◆ Written problem ◆
Write out each line exactly as it stands, please.
• • • • • • •
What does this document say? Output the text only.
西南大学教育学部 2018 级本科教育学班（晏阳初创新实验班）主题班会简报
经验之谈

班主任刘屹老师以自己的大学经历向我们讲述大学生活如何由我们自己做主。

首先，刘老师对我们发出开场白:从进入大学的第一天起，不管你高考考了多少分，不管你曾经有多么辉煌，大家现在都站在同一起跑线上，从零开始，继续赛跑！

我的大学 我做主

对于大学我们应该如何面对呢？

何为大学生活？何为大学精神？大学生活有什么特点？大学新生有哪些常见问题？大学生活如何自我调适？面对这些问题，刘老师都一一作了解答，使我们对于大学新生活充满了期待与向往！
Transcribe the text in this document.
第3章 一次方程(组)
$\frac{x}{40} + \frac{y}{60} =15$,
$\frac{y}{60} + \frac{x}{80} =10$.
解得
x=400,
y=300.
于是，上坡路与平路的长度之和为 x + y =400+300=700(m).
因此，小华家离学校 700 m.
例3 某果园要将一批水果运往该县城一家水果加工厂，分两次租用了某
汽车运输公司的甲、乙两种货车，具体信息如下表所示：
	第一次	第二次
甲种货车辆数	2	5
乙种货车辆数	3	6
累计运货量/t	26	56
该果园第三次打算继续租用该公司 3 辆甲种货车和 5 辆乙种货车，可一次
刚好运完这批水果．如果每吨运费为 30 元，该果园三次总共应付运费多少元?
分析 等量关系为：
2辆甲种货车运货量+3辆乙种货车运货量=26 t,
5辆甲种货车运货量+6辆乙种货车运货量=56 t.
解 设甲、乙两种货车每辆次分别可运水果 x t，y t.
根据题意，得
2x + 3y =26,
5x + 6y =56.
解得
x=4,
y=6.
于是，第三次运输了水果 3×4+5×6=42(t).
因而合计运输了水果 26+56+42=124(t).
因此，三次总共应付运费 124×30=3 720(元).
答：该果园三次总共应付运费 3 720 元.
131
• • • • • • •
◆ Output for this exercise ◆
What does this document say? Output the text only.
西南大学教育学部 2018 级本科教育学班（晏阳初创新实验班）主题班会简报
经验之谈

班主任刘屹老师以自己的大学经历向我们讲述大学生活如何由我们自己做主。

首先，刘老师对我们发出开场白:从进入大学的第一天起，不管你高考考了多少分，不管你曾经有多么辉煌，大家现在都站在同一起跑线上，从零开始，继续赛跑！

我的大学 我做主

对于大学我们应该如何面对呢？

何为大学生活？何为大学精神？大学生活有什么特点？大学新生有哪些常见问题？大学生活如何自我调适？面对这些问题，刘老师都一一作了解答，使我们对于大学新生活充满了期待与向往！
Transcribe the text in this document.
第3章 一次方程(组)
$\frac{x}{40} + \frac{y}{60} =15$,
$\frac{y}{60} + \frac{x}{80} =10$.
解得
x=400,
y=300.
于是，上坡路与平路的长度之和为 x + y =400+300=700(m).
因此，小华家离学校 700 m.
例3 某果园要将一批水果运往该县城一家水果加工厂，分两次租用了某
汽车运输公司的甲、乙两种货车，具体信息如下表所示：
	第一次	第二次
甲种货车辆数	2	5
乙种货车辆数	3	6
累计运货量/t	26	56
该果园第三次打算继续租用该公司 3 辆甲种货车和 5 辆乙种货车，可一次
刚好运完这批水果．如果每吨运费为 30 元，该果园三次总共应付运费多少元?
分析 等量关系为：
2辆甲种货车运货量+3辆乙种货车运货量=26 t,
5辆甲种货车运货量+6辆乙种货车运货量=56 t.
解 设甲、乙两种货车每辆次分别可运水果 x t，y t.
根据题意，得
2x + 3y =26,
5x + 6y =56.
解得
x=4,
y=6.
于是，第三次运输了水果 3×4+5×6=42(t).
因而合计运输了水果 26+56+42=124(t).
因此，三次总共应付运费 124×30=3 720(元).
答：该果园三次总共应付运费 3 720 元.
131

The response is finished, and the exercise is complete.